Instruction:
Your task is to extract every line from the material below exactly.

Source material:

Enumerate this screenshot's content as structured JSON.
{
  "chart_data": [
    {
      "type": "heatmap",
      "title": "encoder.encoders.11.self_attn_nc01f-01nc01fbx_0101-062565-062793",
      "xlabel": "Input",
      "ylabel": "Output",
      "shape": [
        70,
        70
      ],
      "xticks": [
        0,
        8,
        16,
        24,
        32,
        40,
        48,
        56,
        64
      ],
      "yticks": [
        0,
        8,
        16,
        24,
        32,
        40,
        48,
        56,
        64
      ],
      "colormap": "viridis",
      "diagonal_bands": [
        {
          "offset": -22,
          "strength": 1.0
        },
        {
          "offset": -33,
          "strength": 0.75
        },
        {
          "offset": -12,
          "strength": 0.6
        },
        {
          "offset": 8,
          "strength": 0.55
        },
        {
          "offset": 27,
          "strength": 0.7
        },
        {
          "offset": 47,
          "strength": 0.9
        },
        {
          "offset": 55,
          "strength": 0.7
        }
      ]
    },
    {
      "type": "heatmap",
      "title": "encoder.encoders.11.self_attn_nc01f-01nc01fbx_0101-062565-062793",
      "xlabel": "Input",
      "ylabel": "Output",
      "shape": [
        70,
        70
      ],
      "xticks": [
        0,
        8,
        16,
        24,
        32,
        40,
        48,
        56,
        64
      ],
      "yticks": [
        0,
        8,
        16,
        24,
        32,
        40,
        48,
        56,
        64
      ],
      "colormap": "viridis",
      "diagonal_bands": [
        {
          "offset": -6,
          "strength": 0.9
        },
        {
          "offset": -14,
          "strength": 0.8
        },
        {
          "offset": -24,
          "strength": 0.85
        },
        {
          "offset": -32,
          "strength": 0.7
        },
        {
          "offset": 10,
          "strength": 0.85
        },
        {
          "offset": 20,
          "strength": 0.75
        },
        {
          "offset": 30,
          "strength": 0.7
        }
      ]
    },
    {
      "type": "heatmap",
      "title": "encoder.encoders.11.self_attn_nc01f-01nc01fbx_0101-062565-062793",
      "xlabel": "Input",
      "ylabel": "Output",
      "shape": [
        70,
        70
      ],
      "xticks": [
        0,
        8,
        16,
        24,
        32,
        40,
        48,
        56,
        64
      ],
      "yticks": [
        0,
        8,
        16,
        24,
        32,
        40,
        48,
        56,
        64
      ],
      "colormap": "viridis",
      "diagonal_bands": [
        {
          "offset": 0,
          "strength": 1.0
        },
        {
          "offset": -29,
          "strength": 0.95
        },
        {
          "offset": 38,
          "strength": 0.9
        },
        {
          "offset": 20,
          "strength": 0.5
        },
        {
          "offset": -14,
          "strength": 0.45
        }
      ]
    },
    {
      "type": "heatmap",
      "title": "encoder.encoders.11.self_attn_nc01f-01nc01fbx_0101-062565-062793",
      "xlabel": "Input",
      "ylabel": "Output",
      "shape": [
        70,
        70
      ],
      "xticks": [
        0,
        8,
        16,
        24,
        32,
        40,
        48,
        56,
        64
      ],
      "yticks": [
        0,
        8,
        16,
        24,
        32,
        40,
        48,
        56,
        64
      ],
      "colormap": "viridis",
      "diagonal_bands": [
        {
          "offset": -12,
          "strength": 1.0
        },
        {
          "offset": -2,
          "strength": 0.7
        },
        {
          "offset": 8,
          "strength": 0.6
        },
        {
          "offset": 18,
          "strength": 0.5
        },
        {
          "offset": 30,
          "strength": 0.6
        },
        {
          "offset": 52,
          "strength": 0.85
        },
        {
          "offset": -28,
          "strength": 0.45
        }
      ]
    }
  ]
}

Solution to this task:
Enumerate this screenshot's content as structured JSON.
{
  "chart_data": [
    {
      "type": "heatmap",
      "title": "encoder.encoders.11.self_attn_nc01f-01nc01fbx_0101-062565-062793",
      "xlabel": "Input",
      "ylabel": "Output",
      "shape": [
        70,
        70
      ],
      "xticks": [
        0,
        8,
        16,
        24,
        32,
        40,
        48,
        56,
        64
      ],
      "yticks": [
        0,
        8,
        16,
        24,
        32,
        40,
        48,
        56,
        64
      ],
      "colormap": "viridis",
      "diagonal_bands": [
        {
          "offset": -22,
          "strength": 1.0
        },
        {
          "offset": -33,
          "strength": 0.75
        },
        {
          "offset": -12,
          "strength": 0.6
        },
        {
          "offset": 8,
          "strength": 0.55
        },
        {
          "offset": 27,
          "strength": 0.7
        },
        {
          "offset": 47,
          "strength": 0.9
        },
        {
          "offset": 55,
          "strength": 0.7
        }
      ]
    },
    {
      "type": "heatmap",
      "title": "encoder.encoders.11.self_attn_nc01f-01nc01fbx_0101-062565-062793",
      "xlabel": "Input",
      "ylabel": "Output",
      "shape": [
        70,
        70
      ],
      "xticks": [
        0,
        8,
        16,
        24,
        32,
        40,
        48,
        56,
        64
      ],
      "yticks": [
        0,
        8,
        16,
        24,
        32,
        40,
        48,
        56,
        64
      ],
      "colormap": "viridis",
      "diagonal_bands": [
        {
          "offset": -6,
          "strength": 0.9
        },
        {
          "offset": -14,
          "strength": 0.8
        },
        {
          "offset": -24,
          "strength": 0.85
        },
        {
          "offset": -32,
          "strength": 0.7
        },
        {
          "offset": 10,
          "strength": 0.85
        },
        {
          "offset": 20,
          "strength": 0.75
        },
        {
          "offset": 30,
          "strength": 0.7
        }
      ]
    },
    {
      "type": "heatmap",
      "title": "encoder.encoders.11.self_attn_nc01f-01nc01fbx_0101-062565-062793",
      "xlabel": "Input",
      "ylabel": "Output",
      "shape": [
        70,
        70
      ],
      "xticks": [
        0,
        8,
        16,
        24,
        32,
        40,
        48,
        56,
        64
      ],
      "yticks": [
        0,
        8,
        16,
        24,
        32,
        40,
        48,
        56,
        64
      ],
      "colormap": "viridis",
      "diagonal_bands": [
        {
          "offset": 0,
          "strength": 1.0
        },
        {
          "offset": -29,
          "strength": 0.95
        },
        {
          "offset": 38,
          "strength": 0.9
        },
        {
          "offset": 20,
          "strength": 0.5
        },
        {
          "offset": -14,
          "strength": 0.45
        }
      ]
    },
    {
      "type": "heatmap",
      "title": "encoder.encoders.11.self_attn_nc01f-01nc01fbx_0101-062565-062793",
      "xlabel": "Input",
      "ylabel": "Output",
      "shape": [
        70,
        70
      ],
      "xticks": [
        0,
        8,
        16,
        24,
        32,
        40,
        48,
        56,
        64
      ],
      "yticks": [
        0,
        8,
        16,
        24,
        32,
        40,
        48,
        56,
        64
      ],
      "colormap": "viridis",
      "diagonal_bands": [
        {
          "offset": -12,
          "strength": 1.0
        },
        {
          "offset": -2,
          "strength": 0.7
        },
        {
          "offset": 8,
          "strength": 0.6
        },
        {
          "offset": 18,
          "strength": 0.5
        },
        {
          "offset": 30,
          "strength": 0.6
        },
        {
          "offset": 52,
          "strength": 0.85
        },
        {
          "offset": -28,
          "strength": 0.45
        }
      ]
    }
  ]
}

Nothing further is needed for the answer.